EXTRACTED MATERIAL:
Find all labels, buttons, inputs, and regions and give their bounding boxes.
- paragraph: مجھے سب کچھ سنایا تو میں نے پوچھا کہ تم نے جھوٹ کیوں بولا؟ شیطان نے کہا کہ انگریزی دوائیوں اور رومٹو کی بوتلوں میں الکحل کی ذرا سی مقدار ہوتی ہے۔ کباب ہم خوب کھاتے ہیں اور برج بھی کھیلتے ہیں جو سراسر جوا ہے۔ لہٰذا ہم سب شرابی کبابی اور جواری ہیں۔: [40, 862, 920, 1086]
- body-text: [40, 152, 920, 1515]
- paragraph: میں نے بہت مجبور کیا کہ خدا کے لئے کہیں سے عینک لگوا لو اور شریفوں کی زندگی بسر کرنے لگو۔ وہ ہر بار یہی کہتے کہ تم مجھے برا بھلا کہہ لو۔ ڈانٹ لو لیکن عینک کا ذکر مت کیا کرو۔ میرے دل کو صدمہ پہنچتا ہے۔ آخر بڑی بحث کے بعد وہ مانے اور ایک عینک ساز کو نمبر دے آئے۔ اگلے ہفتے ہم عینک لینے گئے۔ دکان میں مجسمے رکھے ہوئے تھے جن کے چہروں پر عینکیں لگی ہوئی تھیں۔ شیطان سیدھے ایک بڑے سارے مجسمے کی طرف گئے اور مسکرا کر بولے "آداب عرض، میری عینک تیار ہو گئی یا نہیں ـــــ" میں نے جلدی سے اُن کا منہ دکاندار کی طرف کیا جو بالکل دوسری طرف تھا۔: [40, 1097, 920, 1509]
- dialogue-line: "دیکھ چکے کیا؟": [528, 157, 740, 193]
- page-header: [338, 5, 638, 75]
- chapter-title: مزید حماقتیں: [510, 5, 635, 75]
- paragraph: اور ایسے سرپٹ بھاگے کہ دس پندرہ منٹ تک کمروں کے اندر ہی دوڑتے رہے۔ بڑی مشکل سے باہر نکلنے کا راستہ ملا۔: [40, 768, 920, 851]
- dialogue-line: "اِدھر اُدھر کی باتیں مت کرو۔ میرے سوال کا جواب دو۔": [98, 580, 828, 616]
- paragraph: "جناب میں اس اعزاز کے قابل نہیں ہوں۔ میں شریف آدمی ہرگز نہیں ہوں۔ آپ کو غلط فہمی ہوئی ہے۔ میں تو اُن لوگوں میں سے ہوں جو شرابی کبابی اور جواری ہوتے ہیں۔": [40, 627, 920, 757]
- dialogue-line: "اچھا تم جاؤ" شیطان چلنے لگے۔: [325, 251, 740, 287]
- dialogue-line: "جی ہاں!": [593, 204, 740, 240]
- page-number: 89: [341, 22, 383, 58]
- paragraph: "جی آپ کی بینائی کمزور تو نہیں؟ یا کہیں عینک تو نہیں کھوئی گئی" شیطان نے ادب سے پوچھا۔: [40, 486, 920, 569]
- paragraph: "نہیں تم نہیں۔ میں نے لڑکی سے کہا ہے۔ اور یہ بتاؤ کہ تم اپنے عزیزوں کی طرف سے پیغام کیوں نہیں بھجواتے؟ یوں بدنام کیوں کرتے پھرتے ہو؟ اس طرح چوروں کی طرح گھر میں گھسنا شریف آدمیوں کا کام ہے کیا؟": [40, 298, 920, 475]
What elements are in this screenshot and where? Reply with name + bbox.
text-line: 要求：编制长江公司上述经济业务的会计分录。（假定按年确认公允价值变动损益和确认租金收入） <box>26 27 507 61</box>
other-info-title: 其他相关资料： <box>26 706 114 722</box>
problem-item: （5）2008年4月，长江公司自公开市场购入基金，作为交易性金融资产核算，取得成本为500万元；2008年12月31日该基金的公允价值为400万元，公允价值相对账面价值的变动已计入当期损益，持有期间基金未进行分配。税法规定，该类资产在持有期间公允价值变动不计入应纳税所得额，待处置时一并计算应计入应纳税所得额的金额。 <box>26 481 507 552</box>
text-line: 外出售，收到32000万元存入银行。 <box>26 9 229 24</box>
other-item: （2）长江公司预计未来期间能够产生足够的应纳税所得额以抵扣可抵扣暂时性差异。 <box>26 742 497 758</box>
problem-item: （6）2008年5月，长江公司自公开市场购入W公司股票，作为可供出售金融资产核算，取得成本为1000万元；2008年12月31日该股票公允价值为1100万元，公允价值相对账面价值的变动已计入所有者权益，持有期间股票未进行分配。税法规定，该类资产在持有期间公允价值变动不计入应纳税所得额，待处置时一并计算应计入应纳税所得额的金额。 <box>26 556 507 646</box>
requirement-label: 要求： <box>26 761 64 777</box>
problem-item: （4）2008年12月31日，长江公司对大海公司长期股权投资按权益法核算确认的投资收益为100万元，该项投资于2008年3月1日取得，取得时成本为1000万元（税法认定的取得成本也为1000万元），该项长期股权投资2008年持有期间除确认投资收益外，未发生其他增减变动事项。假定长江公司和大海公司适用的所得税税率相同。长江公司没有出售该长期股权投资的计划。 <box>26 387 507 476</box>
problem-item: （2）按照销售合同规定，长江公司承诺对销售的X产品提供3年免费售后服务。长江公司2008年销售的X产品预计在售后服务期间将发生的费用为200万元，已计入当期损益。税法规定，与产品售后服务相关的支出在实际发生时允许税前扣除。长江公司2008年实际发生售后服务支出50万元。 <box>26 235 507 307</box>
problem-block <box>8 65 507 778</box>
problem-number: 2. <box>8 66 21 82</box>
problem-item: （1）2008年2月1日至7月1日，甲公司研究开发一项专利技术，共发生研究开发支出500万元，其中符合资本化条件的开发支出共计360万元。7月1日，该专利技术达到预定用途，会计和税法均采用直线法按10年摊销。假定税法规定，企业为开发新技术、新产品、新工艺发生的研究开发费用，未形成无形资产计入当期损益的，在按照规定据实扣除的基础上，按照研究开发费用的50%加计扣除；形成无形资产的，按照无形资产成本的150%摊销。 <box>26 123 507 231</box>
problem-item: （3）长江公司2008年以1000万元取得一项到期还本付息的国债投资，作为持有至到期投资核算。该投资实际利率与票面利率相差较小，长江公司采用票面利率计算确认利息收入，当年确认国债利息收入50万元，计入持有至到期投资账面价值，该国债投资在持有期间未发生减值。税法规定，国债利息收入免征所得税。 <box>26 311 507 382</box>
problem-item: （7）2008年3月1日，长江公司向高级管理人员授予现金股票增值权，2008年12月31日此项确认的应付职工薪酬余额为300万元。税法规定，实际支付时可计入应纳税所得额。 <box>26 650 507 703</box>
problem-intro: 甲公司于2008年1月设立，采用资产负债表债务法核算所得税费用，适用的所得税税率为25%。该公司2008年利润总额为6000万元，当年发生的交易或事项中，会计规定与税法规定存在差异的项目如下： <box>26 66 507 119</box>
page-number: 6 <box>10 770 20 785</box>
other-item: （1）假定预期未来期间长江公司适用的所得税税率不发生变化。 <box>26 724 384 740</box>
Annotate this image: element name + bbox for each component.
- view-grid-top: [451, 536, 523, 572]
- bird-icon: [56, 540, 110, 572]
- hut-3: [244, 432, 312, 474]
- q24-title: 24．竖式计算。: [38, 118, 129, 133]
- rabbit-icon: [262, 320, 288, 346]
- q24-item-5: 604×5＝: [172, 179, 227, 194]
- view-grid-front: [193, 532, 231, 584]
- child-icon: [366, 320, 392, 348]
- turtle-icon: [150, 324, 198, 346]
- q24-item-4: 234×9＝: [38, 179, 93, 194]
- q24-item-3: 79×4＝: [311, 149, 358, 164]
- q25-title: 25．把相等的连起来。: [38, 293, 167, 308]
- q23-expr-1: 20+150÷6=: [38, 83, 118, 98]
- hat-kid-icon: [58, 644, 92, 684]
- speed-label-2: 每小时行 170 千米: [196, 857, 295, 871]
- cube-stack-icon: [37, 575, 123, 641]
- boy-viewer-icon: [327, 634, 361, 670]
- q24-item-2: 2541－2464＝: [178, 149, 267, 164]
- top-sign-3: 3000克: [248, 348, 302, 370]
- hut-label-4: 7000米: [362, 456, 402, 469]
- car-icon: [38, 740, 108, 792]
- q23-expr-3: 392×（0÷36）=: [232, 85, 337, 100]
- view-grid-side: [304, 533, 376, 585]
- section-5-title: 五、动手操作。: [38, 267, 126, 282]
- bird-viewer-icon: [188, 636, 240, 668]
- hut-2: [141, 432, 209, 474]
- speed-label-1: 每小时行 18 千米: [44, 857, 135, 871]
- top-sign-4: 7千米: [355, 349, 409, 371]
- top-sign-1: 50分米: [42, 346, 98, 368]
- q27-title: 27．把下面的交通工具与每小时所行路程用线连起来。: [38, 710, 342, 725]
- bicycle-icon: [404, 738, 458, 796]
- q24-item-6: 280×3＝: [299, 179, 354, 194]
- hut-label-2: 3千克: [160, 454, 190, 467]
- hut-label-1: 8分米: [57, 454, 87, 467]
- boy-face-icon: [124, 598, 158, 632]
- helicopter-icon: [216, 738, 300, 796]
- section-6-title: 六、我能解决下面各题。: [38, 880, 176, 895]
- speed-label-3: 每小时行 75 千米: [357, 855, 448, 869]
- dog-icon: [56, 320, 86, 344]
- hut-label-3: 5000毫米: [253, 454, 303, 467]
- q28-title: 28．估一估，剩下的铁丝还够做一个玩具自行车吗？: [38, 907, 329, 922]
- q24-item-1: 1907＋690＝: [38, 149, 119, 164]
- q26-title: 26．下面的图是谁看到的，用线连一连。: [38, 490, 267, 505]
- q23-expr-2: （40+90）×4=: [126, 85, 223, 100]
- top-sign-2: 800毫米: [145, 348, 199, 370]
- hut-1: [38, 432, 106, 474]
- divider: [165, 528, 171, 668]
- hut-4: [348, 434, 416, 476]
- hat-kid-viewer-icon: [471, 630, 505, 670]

WHAT TO PRODUCE: Quote the records word for word, starting at the very beginning and ending with the line that contains "other-info-title: 其他相关资料： <box>26", including that line.

SOLUTION FOR THIS PROBLEM:
Find all labels, buttons, inputs, and regions and give their bounding boxes.
- paragraph: مجھے سب کچھ سنایا تو میں نے پوچھا کہ تم نے جھوٹ کیوں بولا؟ شیطان نے کہا کہ انگریزی دوائیوں اور رومٹو کی بوتلوں میں الکحل کی ذرا سی مقدار ہوتی ہے۔ کباب ہم خوب کھاتے ہیں اور برج بھی کھیلتے ہیں جو سراسر جوا ہے۔ لہٰذا ہم سب شرابی کبابی اور جواری ہیں۔: [40, 862, 920, 1086]
- body-text: [40, 152, 920, 1515]
- paragraph: میں نے بہت مجبور کیا کہ خدا کے لئے کہیں سے عینک لگوا لو اور شریفوں کی زندگی بسر کرنے لگو۔ وہ ہر بار یہی کہتے کہ تم مجھے برا بھلا کہہ لو۔ ڈانٹ لو لیکن عینک کا ذکر مت کیا کرو۔ میرے دل کو صدمہ پہنچتا ہے۔ آخر بڑی بحث کے بعد وہ مانے اور ایک عینک ساز کو نمبر دے آئے۔ اگلے ہفتے ہم عینک لینے گئے۔ دکان میں مجسمے رکھے ہوئے تھے جن کے چہروں پر عینکیں لگی ہوئی تھیں۔ شیطان سیدھے ایک بڑے سارے مجسمے کی طرف گئے اور مسکرا کر بولے "آداب عرض، میری عینک تیار ہو گئی یا نہیں ـــــ" میں نے جلدی سے اُن کا منہ دکاندار کی طرف کیا جو بالکل دوسری طرف تھا۔: [40, 1097, 920, 1509]
- dialogue-line: "دیکھ چکے کیا؟": [528, 157, 740, 193]
- page-header: [338, 5, 638, 75]
- chapter-title: مزید حماقتیں: [510, 5, 635, 75]
- paragraph: اور ایسے سرپٹ بھاگے کہ دس پندرہ منٹ تک کمروں کے اندر ہی دوڑتے رہے۔ بڑی مشکل سے باہر نکلنے کا راستہ ملا۔: [40, 768, 920, 851]
- dialogue-line: "اِدھر اُدھر کی باتیں مت کرو۔ میرے سوال کا جواب دو۔": [98, 580, 828, 616]
- paragraph: "جناب میں اس اعزاز کے قابل نہیں ہوں۔ میں شریف آدمی ہرگز نہیں ہوں۔ آپ کو غلط فہمی ہوئی ہے۔ میں تو اُن لوگوں میں سے ہوں جو شرابی کبابی اور جواری ہوتے ہیں۔": [40, 627, 920, 757]
- dialogue-line: "اچھا تم جاؤ" شیطان چلنے لگے۔: [325, 251, 740, 287]
- dialogue-line: "جی ہاں!": [593, 204, 740, 240]
- page-number: 89: [341, 22, 383, 58]
- paragraph: "جی آپ کی بینائی کمزور تو نہیں؟ یا کہیں عینک تو نہیں کھوئی گئی" شیطان نے ادب سے پوچھا۔: [40, 486, 920, 569]
- paragraph: "نہیں تم نہیں۔ میں نے لڑکی سے کہا ہے۔ اور یہ بتاؤ کہ تم اپنے عزیزوں کی طرف سے پیغام کیوں نہیں بھجواتے؟ یوں بدنام کیوں کرتے پھرتے ہو؟ اس طرح چوروں کی طرح گھر میں گھسنا شریف آدمیوں کا کام ہے کیا؟": [40, 298, 920, 475]
What elements are in this screenshot and where? Reply with name + bbox.
text-line: 要求：编制长江公司上述经济业务的会计分录。（假定按年确认公允价值变动损益和确认租金收入） <box>26 27 507 61</box>
other-info-title: 其他相关资料： <box>26 706 114 722</box>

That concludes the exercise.